Page transcription records

------------------------------------------------------------

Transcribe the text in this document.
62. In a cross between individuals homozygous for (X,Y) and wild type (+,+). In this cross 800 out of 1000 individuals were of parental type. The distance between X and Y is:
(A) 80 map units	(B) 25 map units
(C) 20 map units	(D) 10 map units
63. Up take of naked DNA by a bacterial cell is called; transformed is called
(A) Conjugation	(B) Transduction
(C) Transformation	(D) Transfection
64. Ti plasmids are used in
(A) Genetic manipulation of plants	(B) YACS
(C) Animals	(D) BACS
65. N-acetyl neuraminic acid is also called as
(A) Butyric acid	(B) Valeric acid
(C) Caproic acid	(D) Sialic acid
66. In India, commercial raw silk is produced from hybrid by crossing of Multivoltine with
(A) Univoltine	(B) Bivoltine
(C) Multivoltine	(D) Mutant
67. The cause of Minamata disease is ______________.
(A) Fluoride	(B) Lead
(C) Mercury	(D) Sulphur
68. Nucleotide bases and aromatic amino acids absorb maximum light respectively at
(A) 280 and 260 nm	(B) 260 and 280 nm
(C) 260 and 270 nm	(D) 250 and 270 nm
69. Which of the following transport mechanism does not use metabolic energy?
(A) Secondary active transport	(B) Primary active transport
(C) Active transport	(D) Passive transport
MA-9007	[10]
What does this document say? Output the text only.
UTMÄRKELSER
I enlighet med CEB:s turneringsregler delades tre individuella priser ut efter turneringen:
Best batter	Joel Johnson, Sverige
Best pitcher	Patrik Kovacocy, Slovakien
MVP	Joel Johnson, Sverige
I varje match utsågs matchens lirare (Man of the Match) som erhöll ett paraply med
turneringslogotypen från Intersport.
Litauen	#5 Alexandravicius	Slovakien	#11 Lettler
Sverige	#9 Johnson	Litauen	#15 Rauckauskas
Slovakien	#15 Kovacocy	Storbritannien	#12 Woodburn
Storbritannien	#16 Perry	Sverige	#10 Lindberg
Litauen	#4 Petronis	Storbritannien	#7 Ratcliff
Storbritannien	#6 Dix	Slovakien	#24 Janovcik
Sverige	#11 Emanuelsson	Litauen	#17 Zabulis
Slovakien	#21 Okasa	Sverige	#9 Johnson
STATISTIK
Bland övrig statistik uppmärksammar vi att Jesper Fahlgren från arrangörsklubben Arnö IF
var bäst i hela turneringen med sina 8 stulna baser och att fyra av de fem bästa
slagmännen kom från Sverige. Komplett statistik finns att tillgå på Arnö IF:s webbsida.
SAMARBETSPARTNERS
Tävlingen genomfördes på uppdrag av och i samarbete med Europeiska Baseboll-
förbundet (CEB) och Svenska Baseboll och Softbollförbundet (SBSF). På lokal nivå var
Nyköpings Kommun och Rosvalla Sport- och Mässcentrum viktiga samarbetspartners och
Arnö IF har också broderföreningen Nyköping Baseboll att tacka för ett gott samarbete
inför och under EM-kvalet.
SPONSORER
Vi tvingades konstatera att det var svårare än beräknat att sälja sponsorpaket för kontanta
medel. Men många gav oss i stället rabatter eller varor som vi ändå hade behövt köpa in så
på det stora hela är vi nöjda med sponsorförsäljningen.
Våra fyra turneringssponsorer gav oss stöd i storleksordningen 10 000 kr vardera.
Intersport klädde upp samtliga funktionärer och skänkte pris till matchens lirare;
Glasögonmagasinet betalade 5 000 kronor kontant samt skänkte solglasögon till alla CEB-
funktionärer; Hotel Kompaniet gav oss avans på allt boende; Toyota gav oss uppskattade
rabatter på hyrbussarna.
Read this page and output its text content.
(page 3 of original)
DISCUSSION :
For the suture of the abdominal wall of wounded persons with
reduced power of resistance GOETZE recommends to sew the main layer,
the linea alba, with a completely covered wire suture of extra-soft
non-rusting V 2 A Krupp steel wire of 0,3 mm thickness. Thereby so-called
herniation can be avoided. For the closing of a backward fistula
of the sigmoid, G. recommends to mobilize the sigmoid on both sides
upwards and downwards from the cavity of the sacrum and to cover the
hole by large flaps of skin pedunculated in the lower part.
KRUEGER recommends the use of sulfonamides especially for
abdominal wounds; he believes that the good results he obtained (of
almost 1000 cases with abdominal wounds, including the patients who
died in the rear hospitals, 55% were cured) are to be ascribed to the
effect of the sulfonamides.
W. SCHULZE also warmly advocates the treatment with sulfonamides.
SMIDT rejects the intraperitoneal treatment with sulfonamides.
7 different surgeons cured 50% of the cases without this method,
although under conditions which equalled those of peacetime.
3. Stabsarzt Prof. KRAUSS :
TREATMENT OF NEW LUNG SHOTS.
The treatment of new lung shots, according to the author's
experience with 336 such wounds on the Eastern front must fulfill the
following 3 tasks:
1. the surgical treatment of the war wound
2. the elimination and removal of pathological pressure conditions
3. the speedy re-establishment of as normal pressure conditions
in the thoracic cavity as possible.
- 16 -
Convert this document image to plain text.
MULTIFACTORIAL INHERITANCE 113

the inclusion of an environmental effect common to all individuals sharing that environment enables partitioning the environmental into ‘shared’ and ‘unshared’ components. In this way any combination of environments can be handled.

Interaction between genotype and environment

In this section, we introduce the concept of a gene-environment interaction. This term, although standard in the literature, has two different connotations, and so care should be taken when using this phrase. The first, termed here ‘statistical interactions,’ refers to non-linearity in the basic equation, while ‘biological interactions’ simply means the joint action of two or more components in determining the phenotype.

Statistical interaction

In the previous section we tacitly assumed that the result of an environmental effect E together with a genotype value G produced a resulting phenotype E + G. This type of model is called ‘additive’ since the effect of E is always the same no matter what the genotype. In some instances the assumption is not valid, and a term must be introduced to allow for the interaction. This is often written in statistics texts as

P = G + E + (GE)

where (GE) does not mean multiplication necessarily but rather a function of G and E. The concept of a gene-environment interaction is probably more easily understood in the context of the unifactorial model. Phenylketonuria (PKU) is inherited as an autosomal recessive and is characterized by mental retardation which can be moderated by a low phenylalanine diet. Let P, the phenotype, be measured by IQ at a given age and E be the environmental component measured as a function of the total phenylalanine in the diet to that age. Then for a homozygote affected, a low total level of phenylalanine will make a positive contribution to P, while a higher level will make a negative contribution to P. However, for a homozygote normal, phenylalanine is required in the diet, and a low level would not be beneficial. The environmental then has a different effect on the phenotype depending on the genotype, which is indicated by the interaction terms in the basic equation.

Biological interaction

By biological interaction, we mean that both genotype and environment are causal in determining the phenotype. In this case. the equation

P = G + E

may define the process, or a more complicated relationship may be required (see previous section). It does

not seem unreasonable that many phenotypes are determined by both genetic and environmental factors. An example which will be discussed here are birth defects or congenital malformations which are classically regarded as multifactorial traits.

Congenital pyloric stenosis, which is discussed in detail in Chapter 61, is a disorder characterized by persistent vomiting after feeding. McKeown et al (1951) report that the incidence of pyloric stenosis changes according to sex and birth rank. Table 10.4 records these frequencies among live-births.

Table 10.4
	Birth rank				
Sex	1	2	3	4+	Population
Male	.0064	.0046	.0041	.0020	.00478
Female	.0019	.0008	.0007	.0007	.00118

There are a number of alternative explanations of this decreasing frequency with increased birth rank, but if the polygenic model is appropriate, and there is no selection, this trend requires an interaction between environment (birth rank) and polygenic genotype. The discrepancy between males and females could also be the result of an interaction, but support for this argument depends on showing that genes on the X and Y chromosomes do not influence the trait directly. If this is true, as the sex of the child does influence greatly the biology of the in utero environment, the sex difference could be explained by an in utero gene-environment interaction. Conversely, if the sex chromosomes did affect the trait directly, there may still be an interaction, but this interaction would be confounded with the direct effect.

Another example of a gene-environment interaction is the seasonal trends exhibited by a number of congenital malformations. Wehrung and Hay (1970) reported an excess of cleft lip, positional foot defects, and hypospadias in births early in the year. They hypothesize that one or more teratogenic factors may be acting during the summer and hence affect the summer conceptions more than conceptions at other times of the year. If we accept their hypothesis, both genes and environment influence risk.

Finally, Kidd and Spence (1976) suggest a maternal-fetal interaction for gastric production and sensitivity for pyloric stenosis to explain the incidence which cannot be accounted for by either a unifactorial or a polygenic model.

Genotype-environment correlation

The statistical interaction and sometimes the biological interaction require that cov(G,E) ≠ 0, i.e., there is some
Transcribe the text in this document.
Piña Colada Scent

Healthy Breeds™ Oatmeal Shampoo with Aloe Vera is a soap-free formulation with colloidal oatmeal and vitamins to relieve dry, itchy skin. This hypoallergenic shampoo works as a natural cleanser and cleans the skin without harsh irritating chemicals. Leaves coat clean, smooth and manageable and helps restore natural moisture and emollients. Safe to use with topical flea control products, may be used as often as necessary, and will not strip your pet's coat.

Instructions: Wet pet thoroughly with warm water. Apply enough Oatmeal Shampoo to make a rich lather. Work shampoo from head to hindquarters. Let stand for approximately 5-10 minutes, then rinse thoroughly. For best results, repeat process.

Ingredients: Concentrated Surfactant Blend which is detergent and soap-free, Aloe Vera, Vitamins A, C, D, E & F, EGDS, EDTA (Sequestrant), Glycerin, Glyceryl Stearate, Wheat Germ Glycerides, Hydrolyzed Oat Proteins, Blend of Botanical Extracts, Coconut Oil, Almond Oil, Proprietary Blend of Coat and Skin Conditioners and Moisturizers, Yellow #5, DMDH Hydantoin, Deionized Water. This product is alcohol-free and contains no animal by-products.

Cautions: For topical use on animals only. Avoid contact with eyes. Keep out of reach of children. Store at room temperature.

------------------------------------------------------------

Activity: Answer only with how many lines in the records include "Litauen".

Solution to this exercise: 4